> EXERCISE
Copy all lines that contain the word "Хабаровского".
>>>
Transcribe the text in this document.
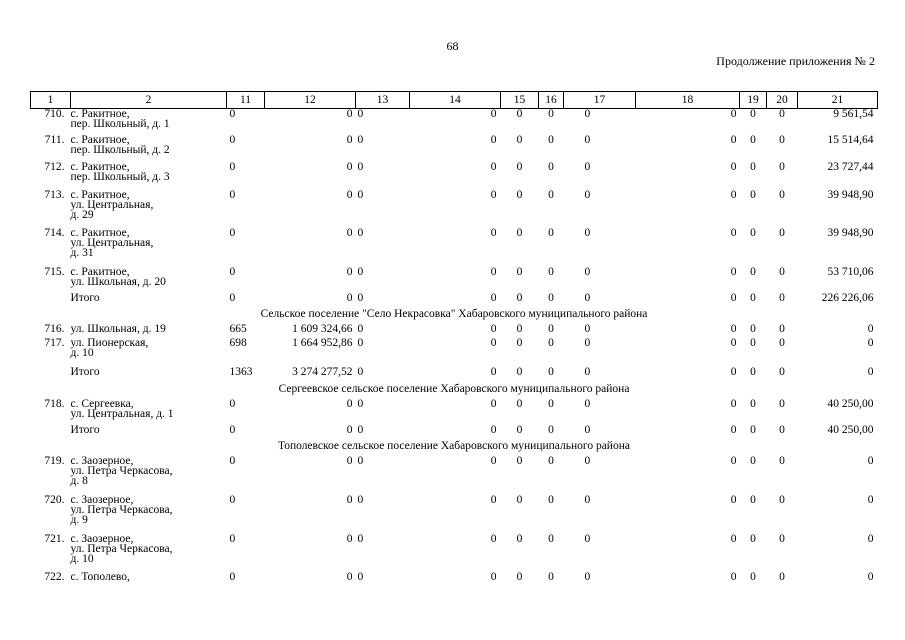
68
Продолжение приложения № 2
1	2	11	12	13	14	15	16	17	18	19	20	21
710.	с. Ракитное,
пер. Школьный, д. 1	0	0	0	0	0	0	0	0	0	0	9 561,54
711.	с. Ракитное,
пер. Школьный, д. 2	0	0	0	0	0	0	0	0	0	0	15 514,64
712.	с. Ракитное,
пер. Школьный, д. 3	0	0	0	0	0	0	0	0	0	0	23 727,44
713.	с. Ракитное,
ул. Центральная,
д. 29	0	0	0	0	0	0	0	0	0	0	39 948,90
714.	с. Ракитное,
ул. Центральная,
д. 31	0	0	0	0	0	0	0	0	0	0	39 948,90
715.	с. Ракитное,
ул. Школьная, д. 20	0	0	0	0	0	0	0	0	0	0	53 710,06
	Итого	0	0	0	0	0	0	0	0	0	0	226 226,06
Сельское поселение "Село Некрасовка" Хабаровского муниципального района												
716.	ул. Школьная, д. 19	665	1 609 324,66	0	0	0	0	0	0	0	0	0
717.	ул. Пионерская,
д. 10	698	1 664 952,86	0	0	0	0	0	0	0	0	0
	Итого	1363	3 274 277,52	0	0	0	0	0	0	0	0	0
Сергеевское сельское поселение Хабаровского муниципального района												
718.	с. Сергеевка,
ул. Центральная, д. 1	0	0	0	0	0	0	0	0	0	0	40 250,00
	Итого	0	0	0	0	0	0	0	0	0	0	40 250,00
Тополевское сельское поселение Хабаровского муниципального района												
719.	с. Заозерное,
ул. Петра Черкасова,
д. 8	0	0	0	0	0	0	0	0	0	0	0
720.	с. Заозерное,
ул. Петра Черкасова,
д. 9	0	0	0	0	0	0	0	0	0	0	0
721.	с. Заозерное,
ул. Петра Черкасова,
д. 10	0	0	0	0	0	0	0	0	0	0	0
722.	с. Тополево,	0	0	0	0	0	0	0	0	0	0	0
<<<
> RESULT
Сельское поселение "Село Некрасовка" Хабаровского муниципального района												
Сергеевское сельское поселение Хабаровского муниципального района												
Тополевское сельское поселение Хабаровского муниципального района												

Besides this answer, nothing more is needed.